(Work to do)
Print the entries below word for word; the pictures stay out of your copy.

==================================================

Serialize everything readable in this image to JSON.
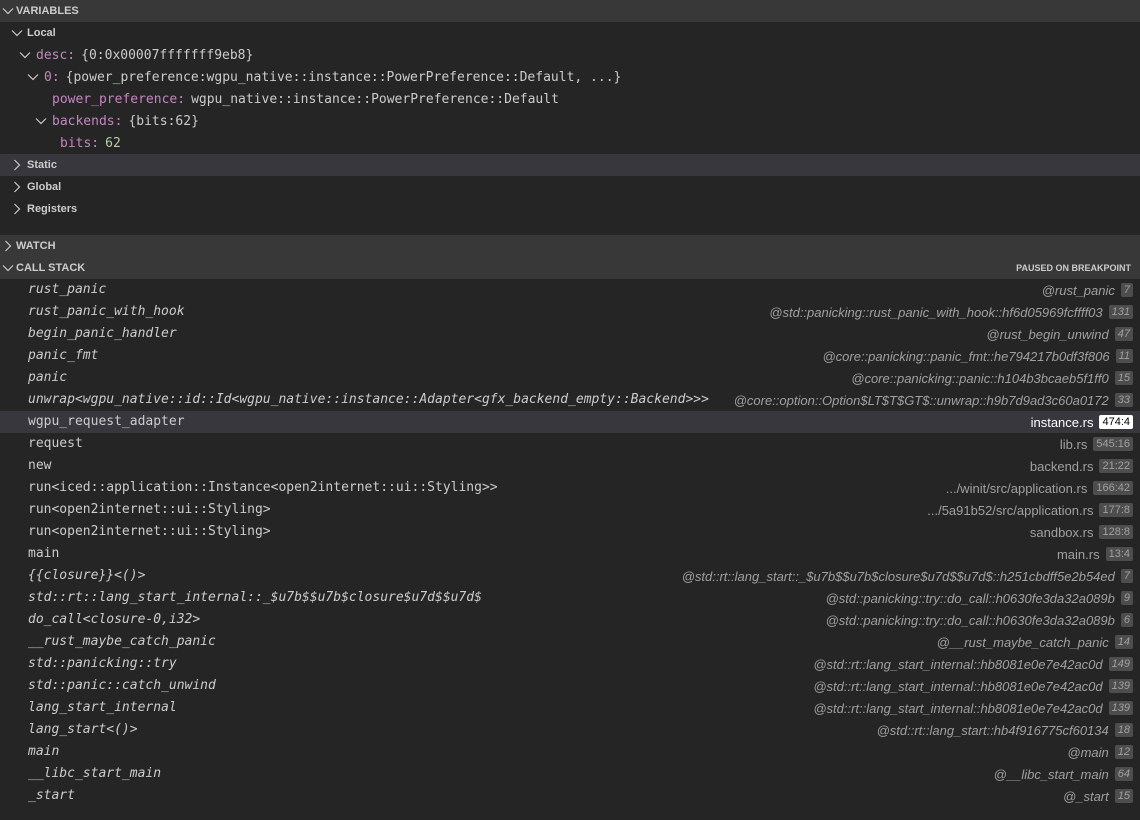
{
  "variables": {
    "header": "VARIABLES",
    "local_label": "Local",
    "desc": {
      "name": "desc:",
      "value": "{0:0x00007fffffff9eb8}"
    },
    "item0": {
      "name": "0:",
      "value": "{power_preference:wgpu_native::instance::PowerPreference::Default, ...}"
    },
    "power_preference": {
      "name": "power_preference:",
      "value": "wgpu_native::instance::PowerPreference::Default"
    },
    "backends": {
      "name": "backends:",
      "value": "{bits:62}"
    },
    "bits": {
      "name": "bits:",
      "value": "62"
    },
    "static_label": "Static",
    "global_label": "Global",
    "registers_label": "Registers"
  },
  "watch": {
    "header": "WATCH"
  },
  "call_stack": {
    "header": "CALL STACK",
    "status": "PAUSED ON BREAKPOINT",
    "frames": [
      {
        "name": "rust_panic",
        "file": "@rust_panic",
        "line": "7",
        "italic": true
      },
      {
        "name": "rust_panic_with_hook",
        "file": "@std::panicking::rust_panic_with_hook::hf6d05969fcffff03",
        "line": "131",
        "italic": true
      },
      {
        "name": "begin_panic_handler",
        "file": "@rust_begin_unwind",
        "line": "47",
        "italic": true
      },
      {
        "name": "panic_fmt",
        "file": "@core::panicking::panic_fmt::he794217b0df3f806",
        "line": "11",
        "italic": true
      },
      {
        "name": "panic",
        "file": "@core::panicking::panic::h104b3bcaeb5f1ff0",
        "line": "15",
        "italic": true
      },
      {
        "name": "unwrap<wgpu_native::id::Id<wgpu_native::instance::Adapter<gfx_backend_empty::Backend>>>",
        "file": "@core::option::Option$LT$T$GT$::unwrap::h9b7d9ad3c60a0172",
        "line": "33",
        "italic": true
      },
      {
        "name": "wgpu_request_adapter",
        "file": "instance.rs",
        "line": "474:4",
        "italic": false,
        "selected": true
      },
      {
        "name": "request",
        "file": "lib.rs",
        "line": "545:16",
        "italic": false
      },
      {
        "name": "new",
        "file": "backend.rs",
        "line": "21:22",
        "italic": false
      },
      {
        "name": "run<iced::application::Instance<open2internet::ui::Styling>>",
        "file": ".../winit/src/application.rs",
        "line": "166:42",
        "italic": false
      },
      {
        "name": "run<open2internet::ui::Styling>",
        "file": ".../5a91b52/src/application.rs",
        "line": "177:8",
        "italic": false
      },
      {
        "name": "run<open2internet::ui::Styling>",
        "file": "sandbox.rs",
        "line": "128:8",
        "italic": false
      },
      {
        "name": "main",
        "file": "main.rs",
        "line": "13:4",
        "italic": false
      },
      {
        "name": "{{closure}}<()>",
        "file": "@std::rt::lang_start::_$u7b$$u7b$closure$u7d$$u7d$::h251cbdff5e2b54ed",
        "line": "7",
        "italic": true
      },
      {
        "name": "std::rt::lang_start_internal::_$u7b$$u7b$closure$u7d$$u7d$",
        "file": "@std::panicking::try::do_call::h0630fe3da32a089b",
        "line": "9",
        "italic": true
      },
      {
        "name": "do_call<closure-0,i32>",
        "file": "@std::panicking::try::do_call::h0630fe3da32a089b",
        "line": "6",
        "italic": true
      },
      {
        "name": "__rust_maybe_catch_panic",
        "file": "@__rust_maybe_catch_panic",
        "line": "14",
        "italic": true
      },
      {
        "name": "std::panicking::try",
        "file": "@std::rt::lang_start_internal::hb8081e0e7e42ac0d",
        "line": "149",
        "italic": true
      },
      {
        "name": "std::panic::catch_unwind",
        "file": "@std::rt::lang_start_internal::hb8081e0e7e42ac0d",
        "line": "139",
        "italic": true
      },
      {
        "name": "lang_start_internal",
        "file": "@std::rt::lang_start_internal::hb8081e0e7e42ac0d",
        "line": "139",
        "italic": true
      },
      {
        "name": "lang_start<()>",
        "file": "@std::rt::lang_start::hb4f916775cf60134",
        "line": "18",
        "italic": true
      },
      {
        "name": "main",
        "file": "@main",
        "line": "12",
        "italic": true
      },
      {
        "name": "__libc_start_main",
        "file": "@__libc_start_main",
        "line": "64",
        "italic": true
      },
      {
        "name": "_start",
        "file": "@_start",
        "line": "15",
        "italic": true
      }
    ]
  },
  "colors": {
    "background": "#252526",
    "header": "#383838",
    "selection": "#37373d",
    "var_name": "#c586c0",
    "number": "#b5cea8"
  }
}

==================================================

(Reply)
Serialize everything readable in this image to JSON.
{
  "variables": {
    "header": "VARIABLES",
    "local_label": "Local",
    "desc": {
      "name": "desc:",
      "value": "{0:0x00007fffffff9eb8}"
    },
    "item0": {
      "name": "0:",
      "value": "{power_preference:wgpu_native::instance::PowerPreference::Default, ...}"
    },
    "power_preference": {
      "name": "power_preference:",
      "value": "wgpu_native::instance::PowerPreference::Default"
    },
    "backends": {
      "name": "backends:",
      "value": "{bits:62}"
    },
    "bits": {
      "name": "bits:",
      "value": "62"
    },
    "static_label": "Static",
    "global_label": "Global",
    "registers_label": "Registers"
  },
  "watch": {
    "header": "WATCH"
  },
  "call_stack": {
    "header": "CALL STACK",
    "status": "PAUSED ON BREAKPOINT",
    "frames": [
      {
        "name": "rust_panic",
        "file": "@rust_panic",
        "line": "7",
        "italic": true
      },
      {
        "name": "rust_panic_with_hook",
        "file": "@std::panicking::rust_panic_with_hook::hf6d05969fcffff03",
        "line": "131",
        "italic": true
      },
      {
        "name": "begin_panic_handler",
        "file": "@rust_begin_unwind",
        "line": "47",
        "italic": true
      },
      {
        "name": "panic_fmt",
        "file": "@core::panicking::panic_fmt::he794217b0df3f806",
        "line": "11",
        "italic": true
      },
      {
        "name": "panic",
        "file": "@core::panicking::panic::h104b3bcaeb5f1ff0",
        "line": "15",
        "italic": true
      },
      {
        "name": "unwrap<wgpu_native::id::Id<wgpu_native::instance::Adapter<gfx_backend_empty::Backend>>>",
        "file": "@core::option::Option$LT$T$GT$::unwrap::h9b7d9ad3c60a0172",
        "line": "33",
        "italic": true
      },
      {
        "name": "wgpu_request_adapter",
        "file": "instance.rs",
        "line": "474:4",
        "italic": false,
        "selected": true
      },
      {
        "name": "request",
        "file": "lib.rs",
        "line": "545:16",
        "italic": false
      },
      {
        "name": "new",
        "file": "backend.rs",
        "line": "21:22",
        "italic": false
      },
      {
        "name": "run<iced::application::Instance<open2internet::ui::Styling>>",
        "file": ".../winit/src/application.rs",
        "line": "166:42",
        "italic": false
      },
      {
        "name": "run<open2internet::ui::Styling>",
        "file": ".../5a91b52/src/application.rs",
        "line": "177:8",
        "italic": false
      },
      {
        "name": "run<open2internet::ui::Styling>",
        "file": "sandbox.rs",
        "line": "128:8",
        "italic": false
      },
      {
        "name": "main",
        "file": "main.rs",
        "line": "13:4",
        "italic": false
      },
      {
        "name": "{{closure}}<()>",
        "file": "@std::rt::lang_start::_$u7b$$u7b$closure$u7d$$u7d$::h251cbdff5e2b54ed",
        "line": "7",
        "italic": true
      },
      {
        "name": "std::rt::lang_start_internal::_$u7b$$u7b$closure$u7d$$u7d$",
        "file": "@std::panicking::try::do_call::h0630fe3da32a089b",
        "line": "9",
        "italic": true
      },
      {
        "name": "do_call<closure-0,i32>",
        "file": "@std::panicking::try::do_call::h0630fe3da32a089b",
        "line": "6",
        "italic": true
      },
      {
        "name": "__rust_maybe_catch_panic",
        "file": "@__rust_maybe_catch_panic",
        "line": "14",
        "italic": true
      },
      {
        "name": "std::panicking::try",
        "file": "@std::rt::lang_start_internal::hb8081e0e7e42ac0d",
        "line": "149",
        "italic": true
      },
      {
        "name": "std::panic::catch_unwind",
        "file": "@std::rt::lang_start_internal::hb8081e0e7e42ac0d",
        "line": "139",
        "italic": true
      },
      {
        "name": "lang_start_internal",
        "file": "@std::rt::lang_start_internal::hb8081e0e7e42ac0d",
        "line": "139",
        "italic": true
      },
      {
        "name": "lang_start<()>",
        "file": "@std::rt::lang_start::hb4f916775cf60134",
        "line": "18",
        "italic": true
      },
      {
        "name": "main",
        "file": "@main",
        "line": "12",
        "italic": true
      },
      {
        "name": "__libc_start_main",
        "file": "@__libc_start_main",
        "line": "64",
        "italic": true
      },
      {
        "name": "_start",
        "file": "@_start",
        "line": "15",
        "italic": true
      }
    ]
  },
  "colors": {
    "background": "#252526",
    "header": "#383838",
    "selection": "#37373d",
    "var_name": "#c586c0",
    "number": "#b5cea8"
  }
}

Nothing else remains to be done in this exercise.